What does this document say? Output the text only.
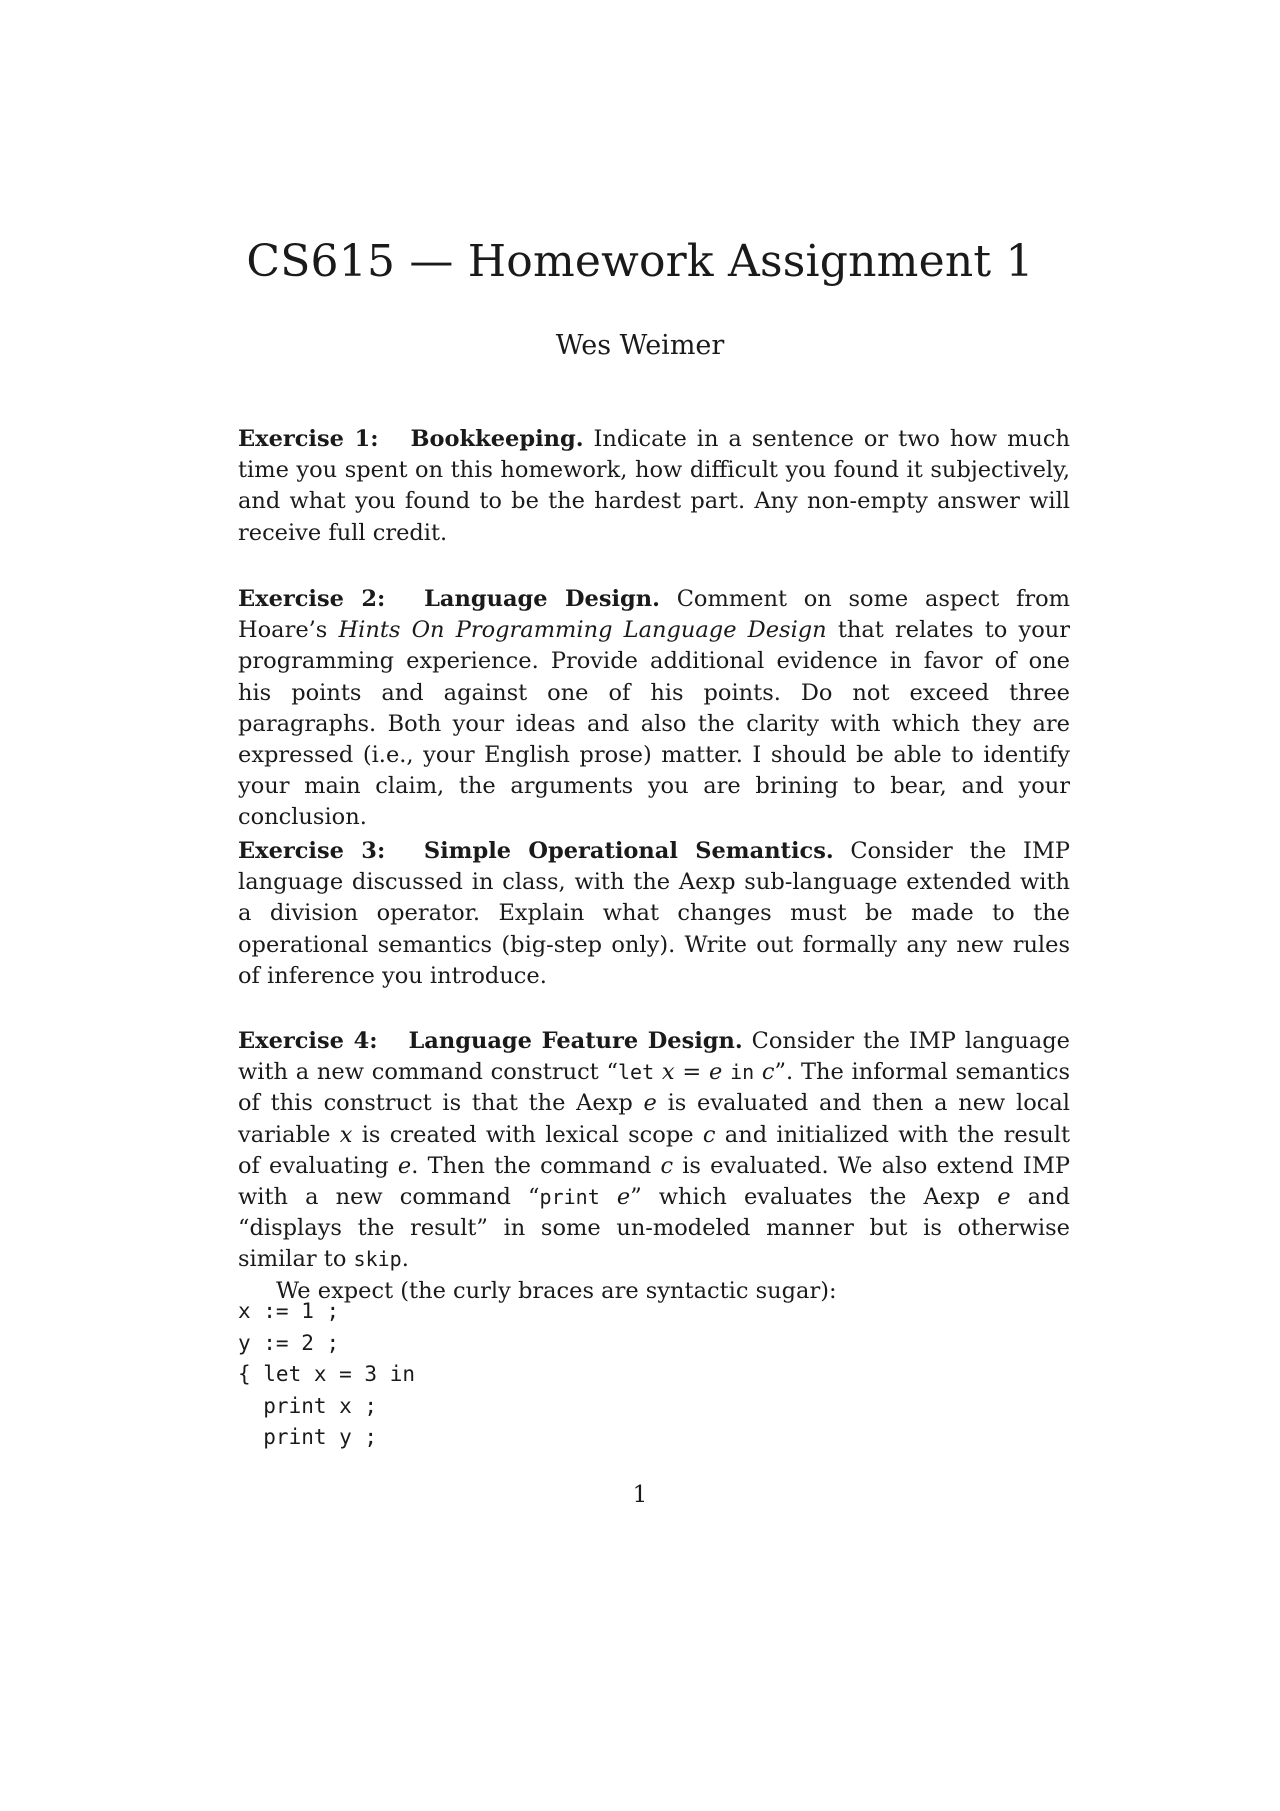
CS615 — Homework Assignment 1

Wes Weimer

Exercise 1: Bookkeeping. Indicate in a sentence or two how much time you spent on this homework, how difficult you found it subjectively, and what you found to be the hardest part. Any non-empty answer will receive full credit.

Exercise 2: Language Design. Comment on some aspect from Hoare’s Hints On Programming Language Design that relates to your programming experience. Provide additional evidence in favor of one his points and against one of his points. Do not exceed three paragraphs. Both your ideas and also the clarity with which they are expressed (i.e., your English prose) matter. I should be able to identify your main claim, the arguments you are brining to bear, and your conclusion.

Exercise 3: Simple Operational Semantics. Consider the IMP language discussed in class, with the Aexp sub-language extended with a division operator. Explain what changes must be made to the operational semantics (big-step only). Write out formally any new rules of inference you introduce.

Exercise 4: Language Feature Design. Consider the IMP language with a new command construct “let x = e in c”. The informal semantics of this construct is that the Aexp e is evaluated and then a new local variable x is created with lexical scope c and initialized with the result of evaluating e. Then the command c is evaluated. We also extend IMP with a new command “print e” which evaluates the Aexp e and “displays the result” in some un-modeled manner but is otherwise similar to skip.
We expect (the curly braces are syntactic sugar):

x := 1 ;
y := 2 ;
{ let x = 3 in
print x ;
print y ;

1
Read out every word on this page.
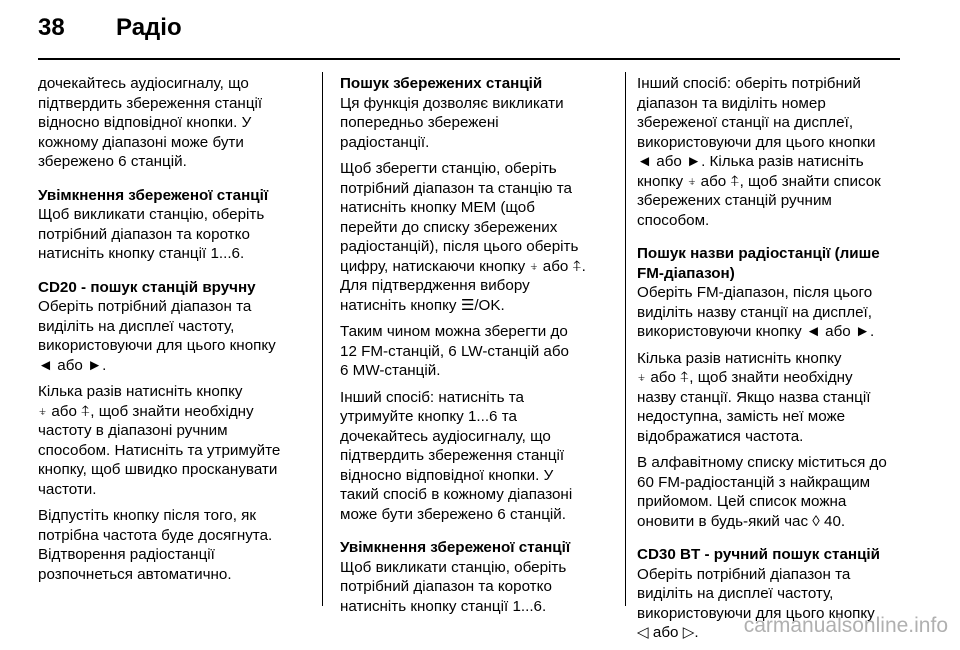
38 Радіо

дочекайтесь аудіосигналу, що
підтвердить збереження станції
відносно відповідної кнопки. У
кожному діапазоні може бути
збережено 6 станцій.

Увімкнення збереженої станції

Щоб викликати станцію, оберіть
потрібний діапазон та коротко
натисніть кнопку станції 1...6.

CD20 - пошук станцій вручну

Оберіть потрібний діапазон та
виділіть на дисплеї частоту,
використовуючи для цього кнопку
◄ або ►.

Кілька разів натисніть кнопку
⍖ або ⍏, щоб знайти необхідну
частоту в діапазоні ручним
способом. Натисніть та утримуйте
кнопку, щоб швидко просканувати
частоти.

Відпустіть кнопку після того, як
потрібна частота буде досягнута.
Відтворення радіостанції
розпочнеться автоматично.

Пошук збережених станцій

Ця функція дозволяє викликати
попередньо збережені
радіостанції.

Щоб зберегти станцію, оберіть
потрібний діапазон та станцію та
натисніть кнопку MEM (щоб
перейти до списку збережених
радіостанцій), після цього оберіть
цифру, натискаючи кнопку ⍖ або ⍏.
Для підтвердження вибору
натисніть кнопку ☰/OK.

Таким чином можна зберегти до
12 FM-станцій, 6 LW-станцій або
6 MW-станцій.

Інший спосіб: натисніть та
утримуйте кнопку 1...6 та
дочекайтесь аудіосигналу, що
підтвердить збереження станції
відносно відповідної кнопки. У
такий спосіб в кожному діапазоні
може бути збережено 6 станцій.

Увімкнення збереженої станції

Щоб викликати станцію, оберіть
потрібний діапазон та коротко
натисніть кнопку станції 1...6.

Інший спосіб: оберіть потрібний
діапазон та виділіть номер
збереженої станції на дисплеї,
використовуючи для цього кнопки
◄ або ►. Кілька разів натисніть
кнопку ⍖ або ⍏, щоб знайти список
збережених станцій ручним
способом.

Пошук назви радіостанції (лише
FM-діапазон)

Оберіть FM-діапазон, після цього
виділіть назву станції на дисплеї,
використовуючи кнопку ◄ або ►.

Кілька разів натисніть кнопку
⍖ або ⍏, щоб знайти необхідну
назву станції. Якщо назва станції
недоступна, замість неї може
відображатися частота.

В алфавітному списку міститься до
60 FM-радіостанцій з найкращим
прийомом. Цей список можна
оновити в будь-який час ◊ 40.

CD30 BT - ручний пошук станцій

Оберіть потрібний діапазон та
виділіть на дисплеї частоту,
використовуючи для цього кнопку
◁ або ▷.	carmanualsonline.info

◆ **Aim**:
Copy every line of the data word for word, omitting the images.

◆ **Result for this task**:
What does this document say? Output the text only.
CS615 — Homework Assignment 1

Wes Weimer

Exercise 1: Bookkeeping. Indicate in a sentence or two how much time you spent on this homework, how difficult you found it subjectively, and what you found to be the hardest part. Any non-empty answer will receive full credit.

Exercise 2: Language Design. Comment on some aspect from Hoare’s Hints On Programming Language Design that relates to your programming experience. Provide additional evidence in favor of one his points and against one of his points. Do not exceed three paragraphs. Both your ideas and also the clarity with which they are expressed (i.e., your English prose) matter. I should be able to identify your main claim, the arguments you are brining to bear, and your conclusion.

Exercise 3: Simple Operational Semantics. Consider the IMP language discussed in class, with the Aexp sub-language extended with a division operator. Explain what changes must be made to the operational semantics (big-step only). Write out formally any new rules of inference you introduce.

Exercise 4: Language Feature Design. Consider the IMP language with a new command construct “let x = e in c”. The informal semantics of this construct is that the Aexp e is evaluated and then a new local variable x is created with lexical scope c and initialized with the result of evaluating e. Then the command c is evaluated. We also extend IMP with a new command “print e” which evaluates the Aexp e and “displays the result” in some un-modeled manner but is otherwise similar to skip.
We expect (the curly braces are syntactic sugar):

x := 1 ;
y := 2 ;
{ let x = 3 in
print x ;
print y ;

1
Read out every word on this page.
38 Радіо

дочекайтесь аудіосигналу, що
підтвердить збереження станції
відносно відповідної кнопки. У
кожному діапазоні може бути
збережено 6 станцій.

Увімкнення збереженої станції

Щоб викликати станцію, оберіть
потрібний діапазон та коротко
натисніть кнопку станції 1...6.

CD20 - пошук станцій вручну

Оберіть потрібний діапазон та
виділіть на дисплеї частоту,
використовуючи для цього кнопку
◄ або ►.

Кілька разів натисніть кнопку
⍖ або ⍏, щоб знайти необхідну
частоту в діапазоні ручним
способом. Натисніть та утримуйте
кнопку, щоб швидко просканувати
частоти.

Відпустіть кнопку після того, як
потрібна частота буде досягнута.
Відтворення радіостанції
розпочнеться автоматично.

Пошук збережених станцій

Ця функція дозволяє викликати
попередньо збережені
радіостанції.

Щоб зберегти станцію, оберіть
потрібний діапазон та станцію та
натисніть кнопку MEM (щоб
перейти до списку збережених
радіостанцій), після цього оберіть
цифру, натискаючи кнопку ⍖ або ⍏.
Для підтвердження вибору
натисніть кнопку ☰/OK.

Таким чином можна зберегти до
12 FM-станцій, 6 LW-станцій або
6 MW-станцій.

Інший спосіб: натисніть та
утримуйте кнопку 1...6 та
дочекайтесь аудіосигналу, що
підтвердить збереження станції
відносно відповідної кнопки. У
такий спосіб в кожному діапазоні
може бути збережено 6 станцій.

Увімкнення збереженої станції

Щоб викликати станцію, оберіть
потрібний діапазон та коротко
натисніть кнопку станції 1...6.

Інший спосіб: оберіть потрібний
діапазон та виділіть номер
збереженої станції на дисплеї,
використовуючи для цього кнопки
◄ або ►. Кілька разів натисніть
кнопку ⍖ або ⍏, щоб знайти список
збережених станцій ручним
способом.

Пошук назви радіостанції (лише
FM-діапазон)

Оберіть FM-діапазон, після цього
виділіть назву станції на дисплеї,
використовуючи кнопку ◄ або ►.

Кілька разів натисніть кнопку
⍖ або ⍏, щоб знайти необхідну
назву станції. Якщо назва станції
недоступна, замість неї може
відображатися частота.

В алфавітному списку міститься до
60 FM-радіостанцій з найкращим
прийомом. Цей список можна
оновити в будь-який час ◊ 40.

CD30 BT - ручний пошук станцій

Оберіть потрібний діапазон та
виділіть на дисплеї частоту,
використовуючи для цього кнопку
◁ або ▷.	carmanualsonline.info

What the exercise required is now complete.